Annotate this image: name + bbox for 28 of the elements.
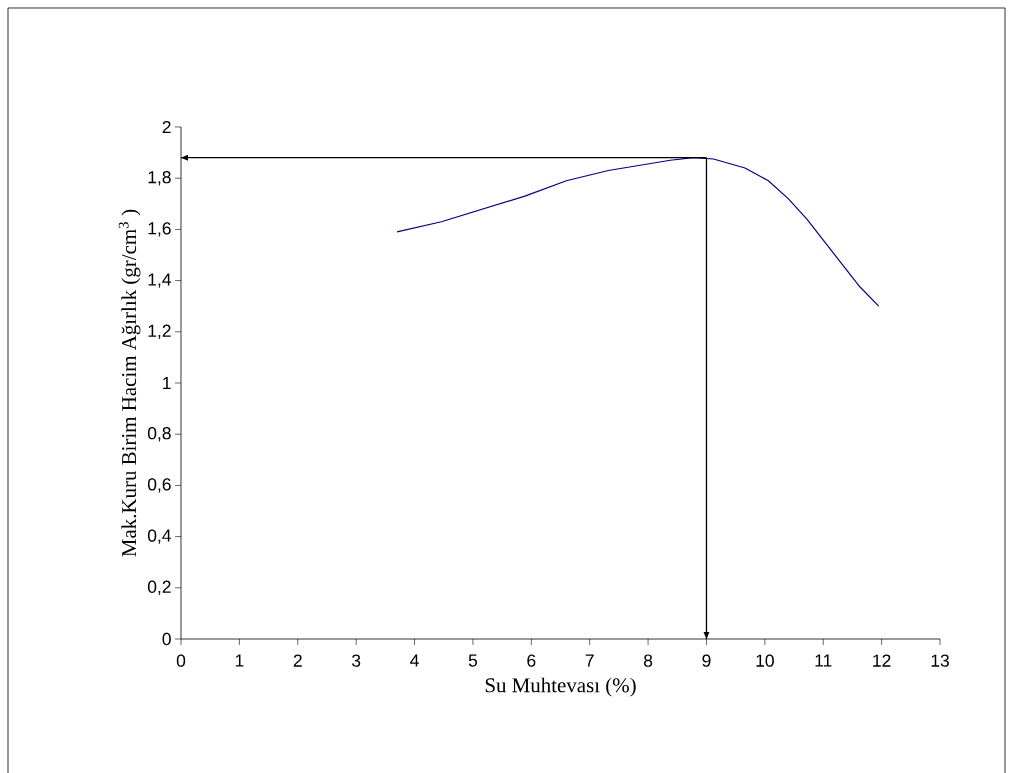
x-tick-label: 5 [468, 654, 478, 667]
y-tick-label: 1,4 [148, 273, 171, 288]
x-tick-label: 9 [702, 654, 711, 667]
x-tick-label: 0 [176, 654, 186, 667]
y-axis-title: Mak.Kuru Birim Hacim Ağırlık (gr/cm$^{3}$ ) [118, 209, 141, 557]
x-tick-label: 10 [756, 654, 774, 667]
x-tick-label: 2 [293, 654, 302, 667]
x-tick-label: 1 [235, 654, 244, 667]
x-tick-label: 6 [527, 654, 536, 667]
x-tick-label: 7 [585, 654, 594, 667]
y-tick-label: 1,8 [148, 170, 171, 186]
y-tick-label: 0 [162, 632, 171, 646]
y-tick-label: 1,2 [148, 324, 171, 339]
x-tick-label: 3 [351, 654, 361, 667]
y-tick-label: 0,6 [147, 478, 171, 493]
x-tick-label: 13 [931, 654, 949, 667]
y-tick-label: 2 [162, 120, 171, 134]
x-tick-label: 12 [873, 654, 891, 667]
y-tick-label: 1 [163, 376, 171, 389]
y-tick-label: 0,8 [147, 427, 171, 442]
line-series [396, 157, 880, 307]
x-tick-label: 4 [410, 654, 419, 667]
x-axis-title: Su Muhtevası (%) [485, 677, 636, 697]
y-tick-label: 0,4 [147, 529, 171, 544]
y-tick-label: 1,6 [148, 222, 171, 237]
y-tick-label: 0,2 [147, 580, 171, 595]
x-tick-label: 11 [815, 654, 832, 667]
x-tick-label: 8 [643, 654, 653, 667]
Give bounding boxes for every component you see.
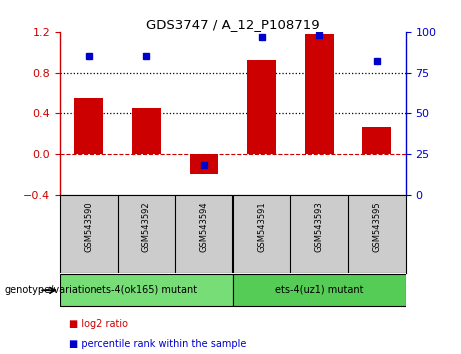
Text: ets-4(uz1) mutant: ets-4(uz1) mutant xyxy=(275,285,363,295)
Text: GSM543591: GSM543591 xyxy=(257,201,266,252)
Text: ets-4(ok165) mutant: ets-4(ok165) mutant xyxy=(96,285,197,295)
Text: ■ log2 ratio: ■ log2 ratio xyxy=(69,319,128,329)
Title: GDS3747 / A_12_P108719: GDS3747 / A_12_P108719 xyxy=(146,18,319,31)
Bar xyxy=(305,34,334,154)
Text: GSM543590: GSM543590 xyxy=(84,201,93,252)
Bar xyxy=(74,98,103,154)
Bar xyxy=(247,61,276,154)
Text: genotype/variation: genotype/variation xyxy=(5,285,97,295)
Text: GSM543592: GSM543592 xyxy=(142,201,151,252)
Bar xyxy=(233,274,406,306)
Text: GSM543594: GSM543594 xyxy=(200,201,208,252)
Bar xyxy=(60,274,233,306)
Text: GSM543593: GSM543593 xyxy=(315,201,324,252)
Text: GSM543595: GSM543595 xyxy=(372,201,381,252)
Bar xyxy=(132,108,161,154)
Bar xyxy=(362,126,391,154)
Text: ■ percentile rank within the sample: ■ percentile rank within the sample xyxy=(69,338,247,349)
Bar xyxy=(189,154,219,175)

··········

▶ _Görev_
Kayıtların tamamını, "x-tick-label" geçen her yere "x-ekseni-etiketi" koyarak yeniden yazın ve geri kalan her şeyi olduğu gibi bırakın. Resimler cevapta yer almasın.

▶ _Alıştırmanın Çözümü_
Annotate this image: name + bbox for 28 of the elements.
x-ekseni-etiketi: 5 [468, 654, 478, 667]
y-tick-label: 1,4 [148, 273, 171, 288]
x-ekseni-etiketi: 9 [702, 654, 711, 667]
x-ekseni-etiketi: 0 [176, 654, 186, 667]
y-axis-title: Mak.Kuru Birim Hacim Ağırlık (gr/cm$^{3}$ ) [118, 209, 141, 557]
x-ekseni-etiketi: 10 [756, 654, 774, 667]
x-ekseni-etiketi: 2 [293, 654, 302, 667]
x-ekseni-etiketi: 1 [235, 654, 244, 667]
x-ekseni-etiketi: 6 [527, 654, 536, 667]
x-ekseni-etiketi: 7 [585, 654, 594, 667]
y-tick-label: 1,8 [148, 170, 171, 186]
y-tick-label: 0 [162, 632, 171, 646]
y-tick-label: 1,2 [148, 324, 171, 339]
x-ekseni-etiketi: 3 [351, 654, 361, 667]
y-tick-label: 0,6 [147, 478, 171, 493]
x-ekseni-etiketi: 13 [931, 654, 949, 667]
y-tick-label: 2 [162, 120, 171, 134]
x-ekseni-etiketi: 12 [873, 654, 891, 667]
y-tick-label: 1 [163, 376, 171, 389]
y-tick-label: 0,8 [147, 427, 171, 442]
line-series [396, 157, 880, 307]
x-ekseni-etiketi: 4 [410, 654, 419, 667]
x-axis-title: Su Muhtevası (%) [485, 677, 636, 697]
y-tick-label: 0,4 [147, 529, 171, 544]
y-tick-label: 1,6 [148, 222, 171, 237]
y-tick-label: 0,2 [147, 580, 171, 595]
x-ekseni-etiketi: 11 [815, 654, 832, 667]
x-ekseni-etiketi: 8 [643, 654, 653, 667]
Give bounding boxes for every component you see.
Text: ets-4(uz1) mutant: ets-4(uz1) mutant xyxy=(275,285,363,295)
Text: GSM543591: GSM543591 xyxy=(257,201,266,252)
Text: ets-4(ok165) mutant: ets-4(ok165) mutant xyxy=(96,285,197,295)
Text: ■ log2 ratio: ■ log2 ratio xyxy=(69,319,128,329)
Title: GDS3747 / A_12_P108719: GDS3747 / A_12_P108719 xyxy=(146,18,319,31)
Bar xyxy=(305,34,334,154)
Text: GSM543590: GSM543590 xyxy=(84,201,93,252)
Bar xyxy=(74,98,103,154)
Bar xyxy=(247,61,276,154)
Text: genotype/variation: genotype/variation xyxy=(5,285,97,295)
Text: GSM543592: GSM543592 xyxy=(142,201,151,252)
Bar xyxy=(233,274,406,306)
Text: GSM543594: GSM543594 xyxy=(200,201,208,252)
Bar xyxy=(60,274,233,306)
Text: GSM543593: GSM543593 xyxy=(315,201,324,252)
Text: GSM543595: GSM543595 xyxy=(372,201,381,252)
Bar xyxy=(132,108,161,154)
Bar xyxy=(362,126,391,154)
Text: ■ percentile rank within the sample: ■ percentile rank within the sample xyxy=(69,338,247,349)
Bar xyxy=(189,154,219,175)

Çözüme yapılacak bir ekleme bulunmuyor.